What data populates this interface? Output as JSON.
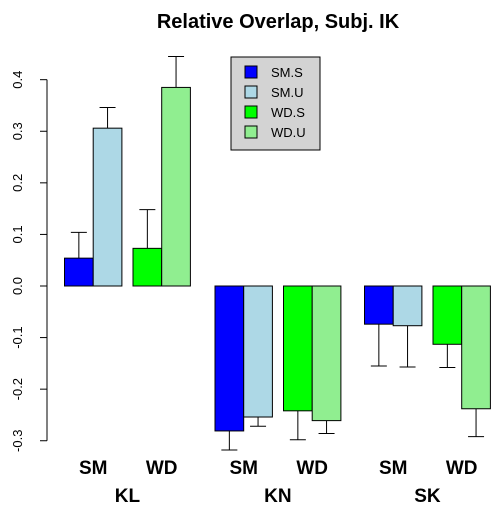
{
  "chart_data": {
    "type": "bar",
    "title": "Relative Overlap, Subj. IK",
    "xlabel": "",
    "ylabel": "",
    "ylim": [
      -0.33,
      0.46
    ],
    "yticks": [
      -0.3,
      -0.2,
      -0.1,
      0.0,
      0.1,
      0.2,
      0.3,
      0.4
    ],
    "ytick_labels": [
      "-0.3",
      "-0.2",
      "-0.1",
      "0.0",
      "0.1",
      "0.2",
      "0.3",
      "0.4"
    ],
    "groups": [
      "KL",
      "KN",
      "SK"
    ],
    "subgroups": [
      "SM",
      "WD"
    ],
    "series": [
      {
        "name": "SM.S",
        "color": "#0000FF",
        "subgroup": "SM",
        "values": [
          0.054,
          -0.281,
          -0.074
        ],
        "err_upper": [
          0.104,
          null,
          null
        ],
        "err_lower": [
          null,
          -0.318,
          -0.155
        ]
      },
      {
        "name": "SM.U",
        "color": "#ADD8E6",
        "subgroup": "SM",
        "values": [
          0.306,
          -0.254,
          -0.077
        ],
        "err_upper": [
          0.346,
          null,
          null
        ],
        "err_lower": [
          null,
          -0.272,
          -0.157
        ]
      },
      {
        "name": "WD.S",
        "color": "#00FF00",
        "subgroup": "WD",
        "values": [
          0.073,
          -0.242,
          -0.113
        ],
        "err_upper": [
          0.148,
          null,
          null
        ],
        "err_lower": [
          null,
          -0.298,
          -0.158
        ]
      },
      {
        "name": "WD.U",
        "color": "#90EE90",
        "subgroup": "WD",
        "values": [
          0.385,
          -0.261,
          -0.238
        ],
        "err_upper": [
          0.445,
          null,
          null
        ],
        "err_lower": [
          null,
          -0.286,
          -0.292
        ]
      }
    ],
    "legend": {
      "position": "top-center",
      "background": "#D3D3D3"
    },
    "grid": false
  }
}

• _PROBLEM REQUIREMENTS_
Reproduce the data verbatim. Do not carry any picture into the copy.

• _REPLY TO THE TASK_
What data populates this interface? Output as JSON.
{
  "chart_data": {
    "type": "bar",
    "title": "Relative Overlap, Subj. IK",
    "xlabel": "",
    "ylabel": "",
    "ylim": [
      -0.33,
      0.46
    ],
    "yticks": [
      -0.3,
      -0.2,
      -0.1,
      0.0,
      0.1,
      0.2,
      0.3,
      0.4
    ],
    "ytick_labels": [
      "-0.3",
      "-0.2",
      "-0.1",
      "0.0",
      "0.1",
      "0.2",
      "0.3",
      "0.4"
    ],
    "groups": [
      "KL",
      "KN",
      "SK"
    ],
    "subgroups": [
      "SM",
      "WD"
    ],
    "series": [
      {
        "name": "SM.S",
        "color": "#0000FF",
        "subgroup": "SM",
        "values": [
          0.054,
          -0.281,
          -0.074
        ],
        "err_upper": [
          0.104,
          null,
          null
        ],
        "err_lower": [
          null,
          -0.318,
          -0.155
        ]
      },
      {
        "name": "SM.U",
        "color": "#ADD8E6",
        "subgroup": "SM",
        "values": [
          0.306,
          -0.254,
          -0.077
        ],
        "err_upper": [
          0.346,
          null,
          null
        ],
        "err_lower": [
          null,
          -0.272,
          -0.157
        ]
      },
      {
        "name": "WD.S",
        "color": "#00FF00",
        "subgroup": "WD",
        "values": [
          0.073,
          -0.242,
          -0.113
        ],
        "err_upper": [
          0.148,
          null,
          null
        ],
        "err_lower": [
          null,
          -0.298,
          -0.158
        ]
      },
      {
        "name": "WD.U",
        "color": "#90EE90",
        "subgroup": "WD",
        "values": [
          0.385,
          -0.261,
          -0.238
        ],
        "err_upper": [
          0.445,
          null,
          null
        ],
        "err_lower": [
          null,
          -0.286,
          -0.292
        ]
      }
    ],
    "legend": {
      "position": "top-center",
      "background": "#D3D3D3"
    },
    "grid": false
  }
}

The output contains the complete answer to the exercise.